• **Description of the task**
Pick out all lines of the entries that include the word "оцењују" and copy them.

• **Records from a collection**
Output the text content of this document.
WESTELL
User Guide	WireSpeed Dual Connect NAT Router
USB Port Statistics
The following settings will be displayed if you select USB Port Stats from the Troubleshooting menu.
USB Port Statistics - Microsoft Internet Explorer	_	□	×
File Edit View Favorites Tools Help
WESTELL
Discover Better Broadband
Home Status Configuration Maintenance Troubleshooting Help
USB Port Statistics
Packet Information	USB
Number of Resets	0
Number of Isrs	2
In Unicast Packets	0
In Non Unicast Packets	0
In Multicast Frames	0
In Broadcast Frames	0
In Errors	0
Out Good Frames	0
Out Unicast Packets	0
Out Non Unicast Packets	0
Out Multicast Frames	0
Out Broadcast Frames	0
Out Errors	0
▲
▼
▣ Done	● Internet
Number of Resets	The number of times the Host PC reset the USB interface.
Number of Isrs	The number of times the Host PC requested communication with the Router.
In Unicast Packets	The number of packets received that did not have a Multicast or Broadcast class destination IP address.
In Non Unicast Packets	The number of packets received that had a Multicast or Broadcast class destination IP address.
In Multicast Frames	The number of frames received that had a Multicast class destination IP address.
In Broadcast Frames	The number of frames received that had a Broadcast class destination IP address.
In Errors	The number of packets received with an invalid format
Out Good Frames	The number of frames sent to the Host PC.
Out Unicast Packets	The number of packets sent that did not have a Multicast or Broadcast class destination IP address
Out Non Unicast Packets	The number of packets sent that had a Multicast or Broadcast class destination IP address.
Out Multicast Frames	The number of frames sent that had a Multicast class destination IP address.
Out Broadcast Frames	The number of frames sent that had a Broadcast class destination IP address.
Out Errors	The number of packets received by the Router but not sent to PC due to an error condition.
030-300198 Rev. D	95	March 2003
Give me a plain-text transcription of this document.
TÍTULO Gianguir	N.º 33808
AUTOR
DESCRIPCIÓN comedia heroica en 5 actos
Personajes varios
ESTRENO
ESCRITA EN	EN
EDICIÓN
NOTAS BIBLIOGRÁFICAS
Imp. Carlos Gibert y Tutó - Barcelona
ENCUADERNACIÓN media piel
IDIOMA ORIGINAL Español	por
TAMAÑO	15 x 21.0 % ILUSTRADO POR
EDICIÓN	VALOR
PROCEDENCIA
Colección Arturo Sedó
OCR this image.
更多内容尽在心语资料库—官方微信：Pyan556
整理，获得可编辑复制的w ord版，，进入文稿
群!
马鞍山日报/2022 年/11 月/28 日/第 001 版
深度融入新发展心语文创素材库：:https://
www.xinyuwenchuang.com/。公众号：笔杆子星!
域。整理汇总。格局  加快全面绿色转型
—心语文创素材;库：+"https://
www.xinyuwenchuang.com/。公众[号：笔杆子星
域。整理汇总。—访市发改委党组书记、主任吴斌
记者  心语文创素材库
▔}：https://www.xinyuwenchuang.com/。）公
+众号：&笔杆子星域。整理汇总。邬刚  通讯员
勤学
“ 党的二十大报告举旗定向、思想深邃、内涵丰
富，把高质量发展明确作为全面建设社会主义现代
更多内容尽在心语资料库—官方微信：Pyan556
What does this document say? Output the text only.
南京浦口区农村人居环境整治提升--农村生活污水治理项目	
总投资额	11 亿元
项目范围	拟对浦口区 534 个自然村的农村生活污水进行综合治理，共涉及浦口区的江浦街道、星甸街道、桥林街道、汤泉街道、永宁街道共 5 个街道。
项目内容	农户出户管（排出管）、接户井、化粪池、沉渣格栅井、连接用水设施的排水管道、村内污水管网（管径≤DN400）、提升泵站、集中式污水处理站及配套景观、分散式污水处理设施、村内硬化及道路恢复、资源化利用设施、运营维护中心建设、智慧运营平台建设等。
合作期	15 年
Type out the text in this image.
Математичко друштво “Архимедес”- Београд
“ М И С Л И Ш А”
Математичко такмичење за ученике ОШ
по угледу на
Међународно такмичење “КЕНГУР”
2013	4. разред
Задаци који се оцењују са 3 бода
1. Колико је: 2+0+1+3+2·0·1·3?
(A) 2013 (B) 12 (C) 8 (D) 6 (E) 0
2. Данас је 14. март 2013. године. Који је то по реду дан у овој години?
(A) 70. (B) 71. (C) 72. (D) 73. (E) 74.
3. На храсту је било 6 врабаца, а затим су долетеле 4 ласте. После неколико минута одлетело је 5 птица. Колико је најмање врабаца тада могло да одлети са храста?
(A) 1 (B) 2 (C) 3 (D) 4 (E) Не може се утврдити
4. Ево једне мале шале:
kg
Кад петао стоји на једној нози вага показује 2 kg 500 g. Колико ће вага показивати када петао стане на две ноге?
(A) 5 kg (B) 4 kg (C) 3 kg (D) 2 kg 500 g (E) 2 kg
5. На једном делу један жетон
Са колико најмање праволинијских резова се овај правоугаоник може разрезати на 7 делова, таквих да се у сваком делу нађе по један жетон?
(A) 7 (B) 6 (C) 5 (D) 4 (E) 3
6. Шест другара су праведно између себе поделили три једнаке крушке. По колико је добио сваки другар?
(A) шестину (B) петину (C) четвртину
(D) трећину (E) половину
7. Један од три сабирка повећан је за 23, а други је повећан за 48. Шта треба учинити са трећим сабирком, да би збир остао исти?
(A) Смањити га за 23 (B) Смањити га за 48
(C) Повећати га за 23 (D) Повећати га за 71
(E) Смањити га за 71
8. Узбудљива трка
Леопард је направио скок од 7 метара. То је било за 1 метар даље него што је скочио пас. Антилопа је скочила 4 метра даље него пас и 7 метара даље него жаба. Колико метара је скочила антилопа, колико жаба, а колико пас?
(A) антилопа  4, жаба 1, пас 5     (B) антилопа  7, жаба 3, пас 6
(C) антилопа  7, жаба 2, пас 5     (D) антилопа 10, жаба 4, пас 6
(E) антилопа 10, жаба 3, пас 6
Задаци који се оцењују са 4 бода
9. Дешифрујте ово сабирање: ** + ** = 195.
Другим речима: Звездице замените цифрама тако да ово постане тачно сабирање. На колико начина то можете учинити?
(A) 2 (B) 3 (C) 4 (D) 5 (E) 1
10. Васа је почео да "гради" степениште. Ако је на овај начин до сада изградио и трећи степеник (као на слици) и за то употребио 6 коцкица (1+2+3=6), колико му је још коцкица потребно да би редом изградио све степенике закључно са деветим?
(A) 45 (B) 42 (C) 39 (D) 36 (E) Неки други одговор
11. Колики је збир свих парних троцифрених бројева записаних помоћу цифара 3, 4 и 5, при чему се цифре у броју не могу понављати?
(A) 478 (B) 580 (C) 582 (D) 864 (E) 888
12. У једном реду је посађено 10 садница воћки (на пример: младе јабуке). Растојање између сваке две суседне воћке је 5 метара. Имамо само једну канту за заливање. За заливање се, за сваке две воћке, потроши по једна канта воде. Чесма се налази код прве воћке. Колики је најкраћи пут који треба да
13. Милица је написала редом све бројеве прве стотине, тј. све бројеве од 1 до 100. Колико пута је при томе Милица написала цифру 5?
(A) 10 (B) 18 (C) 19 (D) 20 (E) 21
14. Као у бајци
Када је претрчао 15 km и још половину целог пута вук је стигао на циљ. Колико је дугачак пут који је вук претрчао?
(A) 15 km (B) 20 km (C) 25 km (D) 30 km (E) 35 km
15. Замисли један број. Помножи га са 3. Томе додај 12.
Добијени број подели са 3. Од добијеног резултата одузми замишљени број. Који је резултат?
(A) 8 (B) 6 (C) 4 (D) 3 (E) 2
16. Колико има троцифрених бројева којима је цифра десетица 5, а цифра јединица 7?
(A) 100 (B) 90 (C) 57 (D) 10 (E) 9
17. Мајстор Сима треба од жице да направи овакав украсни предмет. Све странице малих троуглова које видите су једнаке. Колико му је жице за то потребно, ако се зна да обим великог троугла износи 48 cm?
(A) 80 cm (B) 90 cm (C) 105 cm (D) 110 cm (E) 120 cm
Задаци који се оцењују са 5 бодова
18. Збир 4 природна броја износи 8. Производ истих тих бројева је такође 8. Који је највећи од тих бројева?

• **Written reply**
Задаци који се оцењују са 3 бода
Задаци који се оцењују са 4 бода
Задаци који се оцењују са 5 бодова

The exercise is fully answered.